→ Text provided:
Despite the different methodological strategies from the reconstructions of the genetic content of the LCA, all of them independently inferred that some portions of the translation machinery are among the most conserved features and therefore likely to have already been active at the time of the LCA. Although the vast majority of the elements that integrate extant translation machinery are not equally conserved among these reconstructions, by comparing the lists of each reconstruction, it was found that several key components are indeed well conserved across all of them.
The ribosome is a ribonucleoprotein complex that is regarded as the core of the translation system and it is composed of a small subunit (SSU) and a large subunit (LSU) (Steitz 2008; Fox 2010; Wilson and Doudna Cate 2012). The structure and contents of these subunits include both conserved and variable features. In prokaryotes, the SSU contains one 16S ribosomal RNA (rRNA) and ~ 21 ribosomal Proteins (rProteins), while the LSU contains 5S and 23S rRNAs and ~ 33 rProteins (Steitz 2008; Wilson and Doudna Cate 2012). Several ribosomal proteins including L1, L2, L5, L6, L11, L14, L22, S2, S5, S7, S8, S10, S11, S13, and S19 are found essentially in all the reconstructions (Table 2). LSU and SSU rProteins that are listed above were found in 80–100% of the studies, nevertheless all rProteins detected by even a single reconstruction are included in the supplementary tables. Such degree of conservation immediately suggests that the ribosome of the LCA was already exploiting the coexistence with large globular peptides. Even further, such observation implies that the LCA´s ribosome has already gone through several stages of rProtein evolution (Kovacs et al. 2017).
These highly conserved rProteins associate in various functional places within the extant ribosome (Schuwirth et al. 2005; Lin et al. 2015). L2 and L14 are located between the two subunits, most likely assisting in the ribosome assembly. L22 is associated with the last part of the exit tunnel, likely assisting with the folding and expulsion of the nascent polypeptide. S7 and S5 touch the SSU in helix 28, while S11 touches helix 45. Both helixes are at the core of the decoding center whose dependence on rProteins for appropriate folding has been established (Schedlbauer et al. 2021). Ribosomal proteins L5, S13, and S19 establish a bridge between the 5S, the 16S, and the 23S rRNAs. Of special interest are those conserved rProteins that potentially contained posttranscriptional modifications, such as methylation, acetylation, and/or phosphorylation. As shown by Ilag et al. (2005) phosphorylated rProteins bind more tightly to the rRNA scaffold. Highly conserved rProteins L5, L11, L22, S5, S7, S11, and S13 are phosphorylated in extant ribosomes (Soung et al. 2009). Although, enzymes capable of such modifications were not reported by any of the reconstructions. Therefore, it is less probable that they were modified by the enzymatic mechanisms of the LCA instead such modifications must have evolved later.

→ Dataset extract:
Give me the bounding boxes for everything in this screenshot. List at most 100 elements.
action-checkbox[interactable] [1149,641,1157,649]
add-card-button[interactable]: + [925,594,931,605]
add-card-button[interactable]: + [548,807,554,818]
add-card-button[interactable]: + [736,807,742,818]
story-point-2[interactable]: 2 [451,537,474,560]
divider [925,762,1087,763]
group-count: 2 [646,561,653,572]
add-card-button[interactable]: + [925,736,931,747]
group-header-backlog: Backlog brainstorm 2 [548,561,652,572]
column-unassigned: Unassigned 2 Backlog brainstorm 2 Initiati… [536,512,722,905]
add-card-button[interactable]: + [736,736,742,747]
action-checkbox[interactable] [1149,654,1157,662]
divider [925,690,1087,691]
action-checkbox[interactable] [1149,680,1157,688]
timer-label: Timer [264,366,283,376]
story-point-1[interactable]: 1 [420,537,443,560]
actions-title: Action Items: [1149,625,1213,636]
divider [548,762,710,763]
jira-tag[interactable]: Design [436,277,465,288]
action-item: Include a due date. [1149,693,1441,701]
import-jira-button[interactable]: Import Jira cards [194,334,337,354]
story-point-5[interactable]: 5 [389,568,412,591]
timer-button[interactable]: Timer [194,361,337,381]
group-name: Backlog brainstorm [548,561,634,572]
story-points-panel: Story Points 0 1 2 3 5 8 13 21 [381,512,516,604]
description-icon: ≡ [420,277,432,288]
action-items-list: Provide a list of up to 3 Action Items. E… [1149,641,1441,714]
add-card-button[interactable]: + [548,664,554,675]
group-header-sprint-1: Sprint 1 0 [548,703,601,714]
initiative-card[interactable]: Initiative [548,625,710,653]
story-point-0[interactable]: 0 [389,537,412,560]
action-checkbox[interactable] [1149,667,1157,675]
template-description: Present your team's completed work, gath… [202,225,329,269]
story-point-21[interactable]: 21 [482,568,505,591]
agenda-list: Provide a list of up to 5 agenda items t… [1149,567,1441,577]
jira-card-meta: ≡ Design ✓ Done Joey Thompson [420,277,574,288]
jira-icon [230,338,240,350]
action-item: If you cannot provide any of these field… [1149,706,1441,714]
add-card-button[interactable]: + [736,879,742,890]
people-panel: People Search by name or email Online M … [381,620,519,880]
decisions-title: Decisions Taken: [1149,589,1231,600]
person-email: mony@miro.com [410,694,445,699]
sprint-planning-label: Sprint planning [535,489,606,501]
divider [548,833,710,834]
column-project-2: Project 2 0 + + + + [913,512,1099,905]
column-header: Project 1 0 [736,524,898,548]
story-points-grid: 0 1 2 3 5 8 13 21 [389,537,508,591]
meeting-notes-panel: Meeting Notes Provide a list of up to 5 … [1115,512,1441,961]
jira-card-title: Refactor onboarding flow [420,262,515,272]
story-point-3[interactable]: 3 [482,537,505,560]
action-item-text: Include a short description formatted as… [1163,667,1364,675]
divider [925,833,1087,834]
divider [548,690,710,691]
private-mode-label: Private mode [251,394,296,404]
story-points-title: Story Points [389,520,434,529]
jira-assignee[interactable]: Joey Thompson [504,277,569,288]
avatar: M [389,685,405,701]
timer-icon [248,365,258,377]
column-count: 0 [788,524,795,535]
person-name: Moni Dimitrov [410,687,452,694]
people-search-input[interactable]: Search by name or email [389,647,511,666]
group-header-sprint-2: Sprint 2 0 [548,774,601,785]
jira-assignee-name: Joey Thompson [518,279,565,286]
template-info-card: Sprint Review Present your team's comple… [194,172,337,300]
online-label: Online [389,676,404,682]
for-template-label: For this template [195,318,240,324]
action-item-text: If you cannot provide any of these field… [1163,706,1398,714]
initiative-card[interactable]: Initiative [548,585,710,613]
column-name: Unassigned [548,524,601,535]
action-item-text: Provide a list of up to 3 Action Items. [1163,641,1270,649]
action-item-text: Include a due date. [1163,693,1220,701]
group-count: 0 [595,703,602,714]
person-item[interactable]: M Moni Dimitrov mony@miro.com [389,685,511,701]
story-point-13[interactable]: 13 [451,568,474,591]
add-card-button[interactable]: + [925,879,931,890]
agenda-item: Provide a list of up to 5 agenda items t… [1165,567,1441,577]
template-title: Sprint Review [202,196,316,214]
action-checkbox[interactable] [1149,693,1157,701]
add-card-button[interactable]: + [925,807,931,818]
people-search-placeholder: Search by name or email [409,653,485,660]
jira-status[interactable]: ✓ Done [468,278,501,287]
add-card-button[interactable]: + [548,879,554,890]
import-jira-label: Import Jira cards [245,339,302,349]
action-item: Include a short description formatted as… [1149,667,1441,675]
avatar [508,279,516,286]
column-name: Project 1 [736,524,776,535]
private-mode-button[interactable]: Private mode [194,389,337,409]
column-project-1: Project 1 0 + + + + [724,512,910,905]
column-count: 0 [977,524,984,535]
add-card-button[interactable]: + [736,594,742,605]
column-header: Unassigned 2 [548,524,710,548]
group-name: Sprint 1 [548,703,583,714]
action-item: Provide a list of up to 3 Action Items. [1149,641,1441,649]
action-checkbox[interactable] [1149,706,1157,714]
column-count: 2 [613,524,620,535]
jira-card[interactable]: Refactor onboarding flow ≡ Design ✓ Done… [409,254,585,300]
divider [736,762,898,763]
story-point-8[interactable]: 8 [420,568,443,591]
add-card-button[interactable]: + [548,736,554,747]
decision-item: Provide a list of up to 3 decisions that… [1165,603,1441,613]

→ Problem to work on: From the passage on conserved ribosomal proteins above, reproduce word for word the section starting with "Despite the different" and going on through "all of them.".

→ Written response:
Despite the different methodological strategies from the reconstructions of the genetic content of the LCA, all of them independently inferred that some portions of the translation machinery are among the most conserved features and therefore likely to have already been active at the time of the LCA. Although the vast majority of the elements that integrate extant translation machinery are not equally conserved among these reconstructions, by comparing the lists of each reconstruction, it was found that several key components are indeed well conserved across all of them.